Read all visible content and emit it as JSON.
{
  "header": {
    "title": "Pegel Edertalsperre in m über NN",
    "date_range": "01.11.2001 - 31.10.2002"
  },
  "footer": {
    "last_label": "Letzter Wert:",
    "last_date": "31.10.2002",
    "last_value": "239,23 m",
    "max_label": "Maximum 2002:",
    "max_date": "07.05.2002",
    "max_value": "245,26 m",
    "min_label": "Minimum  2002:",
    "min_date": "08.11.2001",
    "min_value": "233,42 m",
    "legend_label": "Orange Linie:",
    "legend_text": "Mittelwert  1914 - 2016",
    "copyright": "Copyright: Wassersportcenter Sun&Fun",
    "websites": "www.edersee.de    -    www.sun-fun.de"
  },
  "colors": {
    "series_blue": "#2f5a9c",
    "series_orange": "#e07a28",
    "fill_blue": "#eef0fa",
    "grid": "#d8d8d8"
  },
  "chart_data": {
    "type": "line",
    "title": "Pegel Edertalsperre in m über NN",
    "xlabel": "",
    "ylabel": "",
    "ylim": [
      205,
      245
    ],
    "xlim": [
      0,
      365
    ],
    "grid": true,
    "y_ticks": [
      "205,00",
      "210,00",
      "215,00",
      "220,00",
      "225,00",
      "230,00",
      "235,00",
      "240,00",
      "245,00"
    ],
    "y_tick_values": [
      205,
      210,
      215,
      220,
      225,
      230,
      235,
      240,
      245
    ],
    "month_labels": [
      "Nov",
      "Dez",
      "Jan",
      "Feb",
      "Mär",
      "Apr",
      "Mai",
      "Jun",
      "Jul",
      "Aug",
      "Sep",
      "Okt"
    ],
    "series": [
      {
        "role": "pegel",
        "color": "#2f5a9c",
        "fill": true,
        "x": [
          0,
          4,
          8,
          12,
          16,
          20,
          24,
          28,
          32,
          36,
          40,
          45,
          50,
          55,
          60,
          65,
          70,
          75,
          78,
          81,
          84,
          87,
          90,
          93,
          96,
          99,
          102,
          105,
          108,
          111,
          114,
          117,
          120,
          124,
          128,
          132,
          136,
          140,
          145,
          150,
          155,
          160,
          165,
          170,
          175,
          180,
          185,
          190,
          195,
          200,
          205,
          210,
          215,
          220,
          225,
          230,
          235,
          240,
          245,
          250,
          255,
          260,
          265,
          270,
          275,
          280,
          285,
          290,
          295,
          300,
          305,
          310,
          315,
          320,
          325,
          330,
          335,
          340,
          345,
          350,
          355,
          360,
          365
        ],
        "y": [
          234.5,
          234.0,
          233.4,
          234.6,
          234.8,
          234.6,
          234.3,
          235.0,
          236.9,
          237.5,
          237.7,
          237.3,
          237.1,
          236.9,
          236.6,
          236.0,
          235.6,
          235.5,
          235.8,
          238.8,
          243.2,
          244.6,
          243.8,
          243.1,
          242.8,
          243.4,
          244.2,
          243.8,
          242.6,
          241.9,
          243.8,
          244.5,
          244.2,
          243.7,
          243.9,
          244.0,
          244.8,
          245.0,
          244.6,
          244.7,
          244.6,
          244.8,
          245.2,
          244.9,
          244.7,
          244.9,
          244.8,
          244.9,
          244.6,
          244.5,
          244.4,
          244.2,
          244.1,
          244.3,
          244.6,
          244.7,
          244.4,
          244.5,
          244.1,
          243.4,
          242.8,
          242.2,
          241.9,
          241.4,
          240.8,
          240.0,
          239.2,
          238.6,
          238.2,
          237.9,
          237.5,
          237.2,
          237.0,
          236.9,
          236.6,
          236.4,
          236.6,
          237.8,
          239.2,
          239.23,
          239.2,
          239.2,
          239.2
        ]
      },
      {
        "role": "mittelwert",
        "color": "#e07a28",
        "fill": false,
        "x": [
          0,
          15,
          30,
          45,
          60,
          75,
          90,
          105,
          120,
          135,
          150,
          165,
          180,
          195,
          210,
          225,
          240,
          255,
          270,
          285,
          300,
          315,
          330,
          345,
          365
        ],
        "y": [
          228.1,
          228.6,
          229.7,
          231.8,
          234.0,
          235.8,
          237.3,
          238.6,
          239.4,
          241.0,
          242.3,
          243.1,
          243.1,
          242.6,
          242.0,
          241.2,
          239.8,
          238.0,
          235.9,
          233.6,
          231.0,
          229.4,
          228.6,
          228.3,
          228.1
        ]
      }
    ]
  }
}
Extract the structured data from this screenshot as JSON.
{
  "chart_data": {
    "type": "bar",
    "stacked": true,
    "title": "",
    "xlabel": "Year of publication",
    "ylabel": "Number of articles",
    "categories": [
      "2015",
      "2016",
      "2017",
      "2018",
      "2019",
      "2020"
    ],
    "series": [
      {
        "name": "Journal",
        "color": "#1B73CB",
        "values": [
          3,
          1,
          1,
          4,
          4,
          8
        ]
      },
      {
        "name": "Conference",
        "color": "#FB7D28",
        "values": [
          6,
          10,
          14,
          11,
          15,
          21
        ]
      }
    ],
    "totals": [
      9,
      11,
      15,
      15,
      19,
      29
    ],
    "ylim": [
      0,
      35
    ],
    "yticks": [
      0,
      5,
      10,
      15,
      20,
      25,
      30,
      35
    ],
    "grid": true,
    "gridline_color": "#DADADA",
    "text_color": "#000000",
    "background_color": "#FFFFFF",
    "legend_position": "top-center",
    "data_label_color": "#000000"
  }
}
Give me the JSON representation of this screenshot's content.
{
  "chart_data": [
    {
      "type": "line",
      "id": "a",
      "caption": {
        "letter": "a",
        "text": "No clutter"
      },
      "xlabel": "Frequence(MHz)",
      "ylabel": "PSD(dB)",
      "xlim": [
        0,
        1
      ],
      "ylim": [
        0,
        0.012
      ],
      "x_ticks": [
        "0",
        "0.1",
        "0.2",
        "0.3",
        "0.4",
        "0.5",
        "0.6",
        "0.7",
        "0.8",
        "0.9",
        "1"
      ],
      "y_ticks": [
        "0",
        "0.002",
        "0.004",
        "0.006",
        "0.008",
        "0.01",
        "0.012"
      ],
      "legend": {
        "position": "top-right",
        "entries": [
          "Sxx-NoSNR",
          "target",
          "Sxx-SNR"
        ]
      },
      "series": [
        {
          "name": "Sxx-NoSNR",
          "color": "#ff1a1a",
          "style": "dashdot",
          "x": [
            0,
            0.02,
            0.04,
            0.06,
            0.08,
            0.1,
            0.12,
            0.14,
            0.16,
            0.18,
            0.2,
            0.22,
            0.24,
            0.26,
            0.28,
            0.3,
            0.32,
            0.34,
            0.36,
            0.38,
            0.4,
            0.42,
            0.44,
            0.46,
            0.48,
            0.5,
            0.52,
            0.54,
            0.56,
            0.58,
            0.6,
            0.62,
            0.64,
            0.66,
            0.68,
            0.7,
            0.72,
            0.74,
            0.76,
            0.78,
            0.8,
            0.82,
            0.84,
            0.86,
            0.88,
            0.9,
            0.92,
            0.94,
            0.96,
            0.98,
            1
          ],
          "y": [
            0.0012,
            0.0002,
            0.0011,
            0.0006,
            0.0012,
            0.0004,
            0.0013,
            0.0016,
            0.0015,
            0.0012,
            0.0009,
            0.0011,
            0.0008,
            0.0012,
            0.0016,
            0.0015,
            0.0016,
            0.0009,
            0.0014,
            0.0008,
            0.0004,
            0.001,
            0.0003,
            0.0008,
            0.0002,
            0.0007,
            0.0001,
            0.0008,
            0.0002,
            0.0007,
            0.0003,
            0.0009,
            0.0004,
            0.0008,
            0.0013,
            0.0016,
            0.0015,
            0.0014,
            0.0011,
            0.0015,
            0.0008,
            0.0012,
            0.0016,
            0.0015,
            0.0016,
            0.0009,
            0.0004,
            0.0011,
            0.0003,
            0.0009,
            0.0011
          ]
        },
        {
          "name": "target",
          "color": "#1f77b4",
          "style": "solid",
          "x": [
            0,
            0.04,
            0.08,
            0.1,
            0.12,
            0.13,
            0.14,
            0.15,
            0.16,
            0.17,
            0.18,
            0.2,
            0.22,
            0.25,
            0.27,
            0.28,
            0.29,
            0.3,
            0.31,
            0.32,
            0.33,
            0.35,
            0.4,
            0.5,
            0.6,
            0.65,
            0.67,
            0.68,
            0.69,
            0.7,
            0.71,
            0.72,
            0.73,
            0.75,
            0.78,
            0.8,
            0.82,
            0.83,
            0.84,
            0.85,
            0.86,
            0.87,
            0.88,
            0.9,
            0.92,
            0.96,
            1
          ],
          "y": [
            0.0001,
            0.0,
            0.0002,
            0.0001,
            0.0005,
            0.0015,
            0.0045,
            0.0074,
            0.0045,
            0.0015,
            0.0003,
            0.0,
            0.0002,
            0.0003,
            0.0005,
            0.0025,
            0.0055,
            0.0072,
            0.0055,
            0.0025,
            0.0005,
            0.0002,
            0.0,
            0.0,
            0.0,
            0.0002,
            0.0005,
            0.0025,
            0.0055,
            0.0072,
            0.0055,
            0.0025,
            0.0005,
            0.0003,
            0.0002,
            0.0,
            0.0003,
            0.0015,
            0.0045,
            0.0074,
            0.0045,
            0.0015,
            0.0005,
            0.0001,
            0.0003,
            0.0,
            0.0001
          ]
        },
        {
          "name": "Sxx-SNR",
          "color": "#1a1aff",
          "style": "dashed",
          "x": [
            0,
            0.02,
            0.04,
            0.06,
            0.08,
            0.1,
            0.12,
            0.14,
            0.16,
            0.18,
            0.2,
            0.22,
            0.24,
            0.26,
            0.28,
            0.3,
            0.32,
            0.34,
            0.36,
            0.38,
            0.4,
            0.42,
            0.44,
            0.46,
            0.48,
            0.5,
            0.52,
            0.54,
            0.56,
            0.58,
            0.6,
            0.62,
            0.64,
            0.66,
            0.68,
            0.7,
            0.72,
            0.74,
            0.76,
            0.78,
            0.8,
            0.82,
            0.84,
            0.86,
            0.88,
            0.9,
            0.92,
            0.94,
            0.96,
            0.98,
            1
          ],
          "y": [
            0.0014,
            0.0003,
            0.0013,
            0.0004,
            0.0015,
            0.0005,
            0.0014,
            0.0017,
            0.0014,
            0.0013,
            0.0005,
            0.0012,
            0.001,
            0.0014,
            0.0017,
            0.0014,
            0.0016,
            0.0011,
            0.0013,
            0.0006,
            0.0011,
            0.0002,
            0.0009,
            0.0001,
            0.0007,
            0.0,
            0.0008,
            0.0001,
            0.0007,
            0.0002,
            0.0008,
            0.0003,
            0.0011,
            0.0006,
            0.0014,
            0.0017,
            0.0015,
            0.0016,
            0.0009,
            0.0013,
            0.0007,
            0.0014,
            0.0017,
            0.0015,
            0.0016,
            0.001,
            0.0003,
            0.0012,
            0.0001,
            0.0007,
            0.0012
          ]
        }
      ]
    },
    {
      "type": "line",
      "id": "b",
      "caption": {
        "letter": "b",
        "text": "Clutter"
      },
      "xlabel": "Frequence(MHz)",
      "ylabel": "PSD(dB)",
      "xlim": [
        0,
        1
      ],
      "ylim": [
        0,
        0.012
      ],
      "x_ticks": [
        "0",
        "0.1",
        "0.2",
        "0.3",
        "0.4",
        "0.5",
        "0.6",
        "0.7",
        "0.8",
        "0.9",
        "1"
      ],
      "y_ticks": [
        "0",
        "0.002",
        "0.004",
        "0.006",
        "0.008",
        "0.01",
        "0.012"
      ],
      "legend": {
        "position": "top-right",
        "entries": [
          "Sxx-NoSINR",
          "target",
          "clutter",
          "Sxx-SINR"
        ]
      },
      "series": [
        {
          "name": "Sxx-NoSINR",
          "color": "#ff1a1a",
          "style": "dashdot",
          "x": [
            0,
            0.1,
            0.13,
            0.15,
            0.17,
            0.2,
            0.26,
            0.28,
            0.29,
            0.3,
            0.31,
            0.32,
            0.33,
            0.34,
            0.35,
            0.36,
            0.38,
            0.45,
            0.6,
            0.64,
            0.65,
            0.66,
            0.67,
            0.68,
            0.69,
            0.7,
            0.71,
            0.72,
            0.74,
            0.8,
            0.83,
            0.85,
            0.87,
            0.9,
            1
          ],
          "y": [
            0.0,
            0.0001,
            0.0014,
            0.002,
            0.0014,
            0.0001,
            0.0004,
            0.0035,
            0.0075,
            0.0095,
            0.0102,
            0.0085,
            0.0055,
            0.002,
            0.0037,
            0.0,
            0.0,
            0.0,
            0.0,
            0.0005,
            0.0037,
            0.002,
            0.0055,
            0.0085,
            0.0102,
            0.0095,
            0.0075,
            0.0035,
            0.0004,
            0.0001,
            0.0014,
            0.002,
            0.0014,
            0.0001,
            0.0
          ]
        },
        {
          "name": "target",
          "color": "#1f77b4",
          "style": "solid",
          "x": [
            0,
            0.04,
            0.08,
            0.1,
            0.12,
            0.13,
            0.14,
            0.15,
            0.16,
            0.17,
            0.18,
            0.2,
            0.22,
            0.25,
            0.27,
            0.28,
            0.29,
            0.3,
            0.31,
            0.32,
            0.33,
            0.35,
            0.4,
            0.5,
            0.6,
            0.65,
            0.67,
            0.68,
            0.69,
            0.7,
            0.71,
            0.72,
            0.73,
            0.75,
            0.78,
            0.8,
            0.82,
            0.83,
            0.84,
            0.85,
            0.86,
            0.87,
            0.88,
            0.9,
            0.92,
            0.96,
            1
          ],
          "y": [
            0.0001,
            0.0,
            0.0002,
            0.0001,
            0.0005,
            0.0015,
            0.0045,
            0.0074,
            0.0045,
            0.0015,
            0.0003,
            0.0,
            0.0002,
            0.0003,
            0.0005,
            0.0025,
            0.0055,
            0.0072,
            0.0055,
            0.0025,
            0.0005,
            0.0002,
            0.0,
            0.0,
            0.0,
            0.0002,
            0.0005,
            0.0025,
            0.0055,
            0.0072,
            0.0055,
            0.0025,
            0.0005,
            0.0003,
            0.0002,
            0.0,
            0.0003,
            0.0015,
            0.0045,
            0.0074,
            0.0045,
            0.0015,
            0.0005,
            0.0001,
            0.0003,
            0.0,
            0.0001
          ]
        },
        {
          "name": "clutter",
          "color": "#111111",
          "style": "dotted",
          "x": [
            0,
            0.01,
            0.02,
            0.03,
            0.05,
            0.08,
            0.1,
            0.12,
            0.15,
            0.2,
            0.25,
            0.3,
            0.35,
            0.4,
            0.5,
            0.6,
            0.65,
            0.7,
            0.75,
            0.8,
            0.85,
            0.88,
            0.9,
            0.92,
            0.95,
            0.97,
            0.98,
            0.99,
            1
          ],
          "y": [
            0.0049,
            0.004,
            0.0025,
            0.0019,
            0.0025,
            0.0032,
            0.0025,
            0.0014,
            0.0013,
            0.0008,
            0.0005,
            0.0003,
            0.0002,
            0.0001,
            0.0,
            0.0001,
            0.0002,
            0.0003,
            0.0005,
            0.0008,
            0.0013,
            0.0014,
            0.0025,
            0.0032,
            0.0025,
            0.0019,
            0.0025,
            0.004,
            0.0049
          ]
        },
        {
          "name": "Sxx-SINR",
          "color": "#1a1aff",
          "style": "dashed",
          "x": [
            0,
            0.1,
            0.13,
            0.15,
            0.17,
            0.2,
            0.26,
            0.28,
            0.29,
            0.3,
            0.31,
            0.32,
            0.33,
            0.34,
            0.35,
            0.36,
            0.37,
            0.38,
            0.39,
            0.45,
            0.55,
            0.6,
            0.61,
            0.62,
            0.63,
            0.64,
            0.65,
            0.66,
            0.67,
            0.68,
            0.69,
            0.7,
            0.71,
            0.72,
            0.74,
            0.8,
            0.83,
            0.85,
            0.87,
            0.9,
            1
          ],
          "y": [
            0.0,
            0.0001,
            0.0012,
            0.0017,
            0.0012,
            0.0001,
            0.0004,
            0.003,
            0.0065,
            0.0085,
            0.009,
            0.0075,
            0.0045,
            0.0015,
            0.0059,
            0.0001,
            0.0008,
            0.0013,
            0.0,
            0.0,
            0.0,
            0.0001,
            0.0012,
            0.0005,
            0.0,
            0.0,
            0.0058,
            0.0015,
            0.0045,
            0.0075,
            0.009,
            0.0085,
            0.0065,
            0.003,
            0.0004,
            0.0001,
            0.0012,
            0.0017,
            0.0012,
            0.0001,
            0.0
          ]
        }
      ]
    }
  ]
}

⁂

• Aim of the task
Where a line of the material above holds the string "xlabel", copy that line.

• Output
    "xlabel": "",
    "xlabel": "Year of publication",
      "xlabel": "Frequence(MHz)",
      "xlabel": "Frequence(MHz)",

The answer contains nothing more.